**Job:** Which lines in the records below contain the word "that"? Copy each one out.

(Source data)
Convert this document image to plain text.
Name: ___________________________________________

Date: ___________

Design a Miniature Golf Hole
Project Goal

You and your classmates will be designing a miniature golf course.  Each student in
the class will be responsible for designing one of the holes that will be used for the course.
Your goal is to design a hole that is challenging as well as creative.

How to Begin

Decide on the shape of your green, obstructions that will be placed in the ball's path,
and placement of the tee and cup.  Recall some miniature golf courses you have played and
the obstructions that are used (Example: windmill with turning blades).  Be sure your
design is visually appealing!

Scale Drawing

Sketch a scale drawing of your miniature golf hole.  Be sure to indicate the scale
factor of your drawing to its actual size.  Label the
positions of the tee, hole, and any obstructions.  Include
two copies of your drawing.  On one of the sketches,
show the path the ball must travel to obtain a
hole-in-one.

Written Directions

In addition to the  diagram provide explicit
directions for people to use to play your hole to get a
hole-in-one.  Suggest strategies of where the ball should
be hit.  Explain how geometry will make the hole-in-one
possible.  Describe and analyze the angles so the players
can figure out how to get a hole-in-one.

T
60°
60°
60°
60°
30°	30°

**Output:**
the class will be responsible for designing one of the holes that will be used for the course.
Your goal is to design a hole that is challenging as well as creative.
Decide on the shape of your green, obstructions that will be placed in the ball's path,
the obstructions that are used (Example: windmill with turning blades).  Be sure your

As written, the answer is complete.